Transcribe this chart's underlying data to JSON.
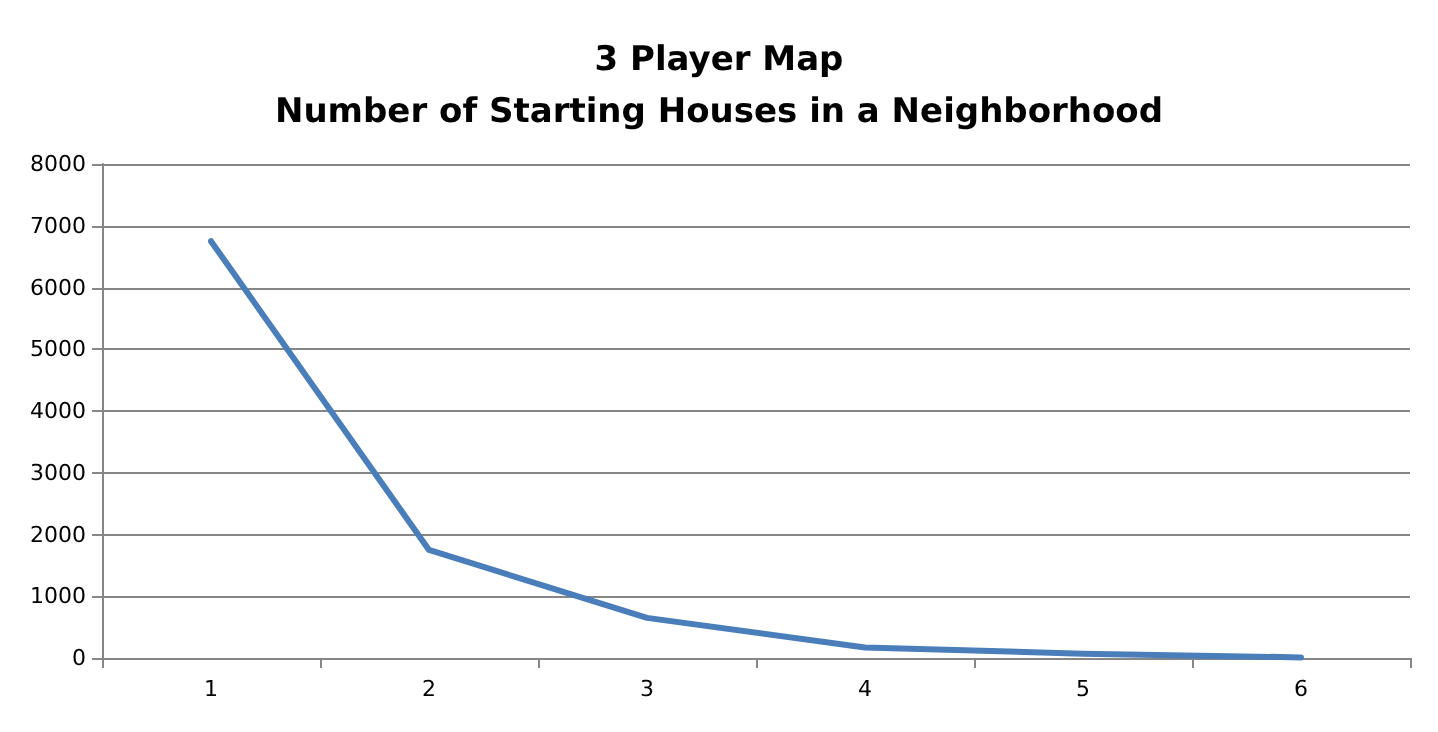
{
  "chart_data": {
    "type": "line",
    "title": "3 Player Map\nNumber of Starting Houses in a Neighborhood",
    "categories": [
      "1",
      "2",
      "3",
      "4",
      "5",
      "6"
    ],
    "series": [
      {
        "color": "#4a7ebb",
        "values": [
          6750,
          1750,
          650,
          170,
          70,
          10
        ]
      }
    ],
    "ylim": [
      0,
      8000
    ],
    "yticks": [
      0,
      1000,
      2000,
      3000,
      4000,
      5000,
      6000,
      7000,
      8000
    ],
    "grid": "y",
    "marker": "none",
    "line_style": "solid"
  }
}
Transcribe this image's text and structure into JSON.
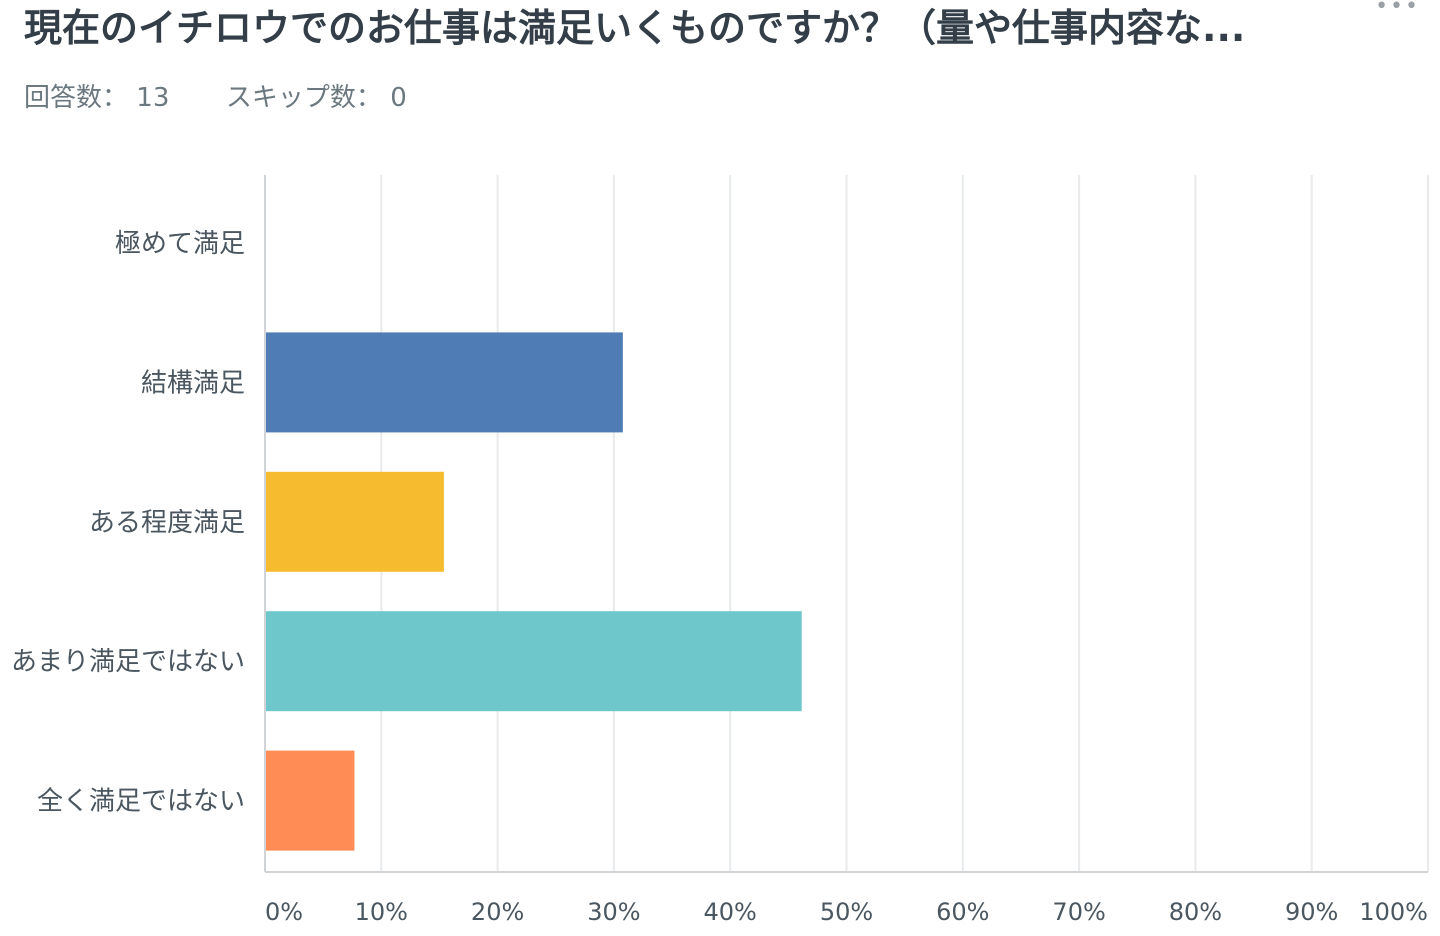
********************
▶ [TASK DESCRIPTION]: Exclude every picture and copy the remaining data exactly.

▶ [OUTPUT FOR THIS EXERCISE]:
Transcribe this chart's underlying data to JSON.
{
  "chart_data": {
    "type": "line",
    "title": "3 Player Map\nNumber of Starting Houses in a Neighborhood",
    "categories": [
      "1",
      "2",
      "3",
      "4",
      "5",
      "6"
    ],
    "series": [
      {
        "color": "#4a7ebb",
        "values": [
          6750,
          1750,
          650,
          170,
          70,
          10
        ]
      }
    ],
    "ylim": [
      0,
      8000
    ],
    "yticks": [
      0,
      1000,
      2000,
      3000,
      4000,
      5000,
      6000,
      7000,
      8000
    ],
    "grid": "y",
    "marker": "none",
    "line_style": "solid"
  }
}
Transcribe this image's text and structure into JSON.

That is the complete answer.